#### [WRITTEN EXERCISE 1]
Please answer these questions using the fund commentary:
(a) What long-term oil price did the fund use to value Sasol?
(b) What was SABMiller's share price when the fund bought it?
(c) What P/E and dividend yield does the commentary give for Barclays?
#### [WRITTEN EXERCISE 2]
Carry the fund commentary on Sasol and the new international holdings forward from its final sentence.

[START OF SOURCE DOCUMENT]

This unit is exactly the same as the local share listed on the JSE and the only reason why the fund bought the ADR and not the local unit was due to the fact that cash resources were available offshore and not in South Africa, where all of the cash was invested in undervalued equities. Whilst we hold the view that Sasol is no longer cheap, we also believe that, at the current share price, the market is ascribing very little value to Sasol's GTL (Gas-to-Liquid) business. In addition, in line with our investment philosophy which is both conservative and of a very long-term duration, we have valued Sasol using a conservative, long-term oil price of around US$30 which is well below the current oil price of almost US$50. Every day, week and year that passes with an oil price above US$30 adds incrementally to this conservative valuation of Sasol and further strengthens our investment case.
On the international side, the fund made small new investments in SABMiller (1.6% of total fund), General Motors (0.7% of total fund), DirecTV Group (0.7% of total fund) and Barclays (0.7% of total fund). A buying opportunity arose in SABMiller as a result of the general decline in global markets as well as a negative trading statement by Coors (a competitor to SAB's Miller brand in the US). It was our view that this short-term news flow had no impact on our long-term assessment of SABMiller's business value and the resultant widening gap between SABMiller's share price (at 795 pence when we bought the share) and our estimation of its business value (of over 1000 pence a share), presented a buying opportunity. The opportunity to purchase General Motors' shares at a very attractive price arose as a result of classic textbook investor fear and greed (in this case fear), arguably exacerbated by hedge fund shorting. At the lows of US$26.50 when the fund made its investment (share price now US$34.50 partly as a result of a bid by Kirk Kerkorian to buy an additional 5% of the company), the market was pricing in a reasonably high probability of bankruptcy of the entire group. What investors appear to forget, or overlook, is that General Motors not only has a struggling US business, they also have a successful and very profitable international business, which alone is worth far north of US$26.50. DirecTV is a US Pay-TV operator that is starting to generate significant free cash flow after years of investment and resultant losses. Barclays is a share that we got to know quite well as a result of the bid for Absa and that is very attractively valued in our view, on a P/E of below 9 and a dividend yield of 4%.

[END OF SOURCE DOCUMENT]
[START OF GIVEN INFORMATION]

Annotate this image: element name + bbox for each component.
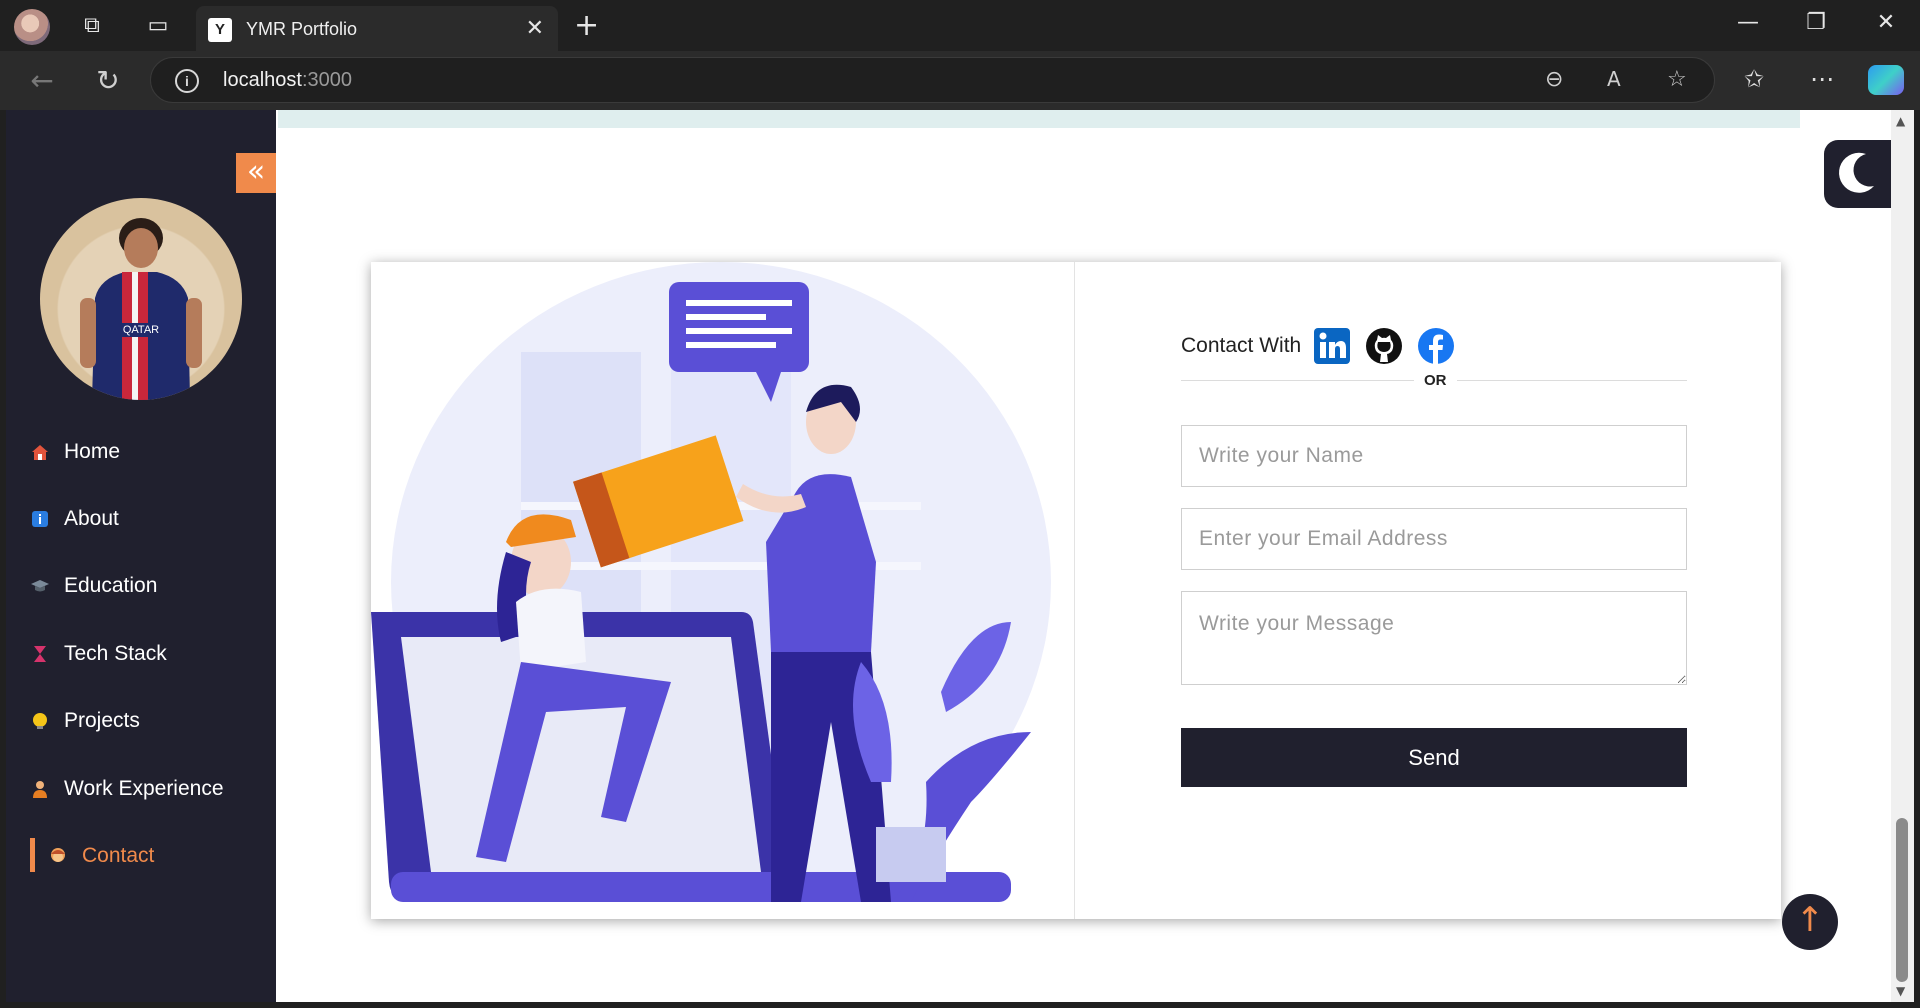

[END OF GIVEN INFORMATION]

#### [RESPONSE 1]
(a) Around US$30.
(b) 795 pence.
(c) A P/E below 9 and a dividend yield of 4%.

#### [RESPONSE 2]
It is our view that the rand will continue to depreciate against developed market currencies in the years ahead and with 55% of the fund invested internationally in a mix of equities, bonds and cash, the fund will benefit from this depreciation. In addition, it is our view that the fund holds assets in South Africa that are still significantly undervalued, particularly the industrial equity holdings, and the fund will benefit from the growth in these assets. As a result, we expect the fund to continue to generate annual returns well in excess of inflation over the medium to long term.
Coronation Optimum Growth comment - Mar 05 - Fund Manager Comment20 May 2005
The Coronation Optimum Growth Fund appreciated by 4.51% in the first quarter of 2005. This return came largely from the depreciation of the rand against the US dollar. Over one year the fund has appreciated by 22.7%.
The asset allocation of the fund was not significantly altered during the quarter and currently 52% of the fund is invested in international assets and 48% in South African assets. We believe that South African equities remain to be the most attractive asset class locally and as a result all of the fund's local cash is deployed in equities, mainly industrials.
Whilst selective value can be found in international equities, we believe that international equity markets in general are not particularly attractive from a valuation perspective, and as a result only 36% of the international assets are invested in equities. The total equity exposure of the fund is therefore 67% (48% in South Africa and 19% internationally).
We believe that bonds, both locally and internationally, are overvalued and therefore subject to the risk of capital loss. The fund's non-equity exposure is therefore invested in cash and short duration government bonds predominantly in the UK and Germany.
The most significant new purchase over the quarter was that of Naspers, which now makes up around 5% of the total fund. Naspers owns two of the best businesses in South Africa, the pay-television business, MultiChoice (DStv) and the print business, Media24. These businesses have dominant positions in their markets, pricing power, high margins and generate significant amounts of free cash flow. At around R70, we are able to buy the Naspers Group on a normalised Price/Free Cash Flow of around 9. Given the quality of the core businesses in the group, we believe a Price/Free Cash Flow of closer to 13 is a more appropriate multiple, which in turn would equate to a fair value of over R100 for Naspers.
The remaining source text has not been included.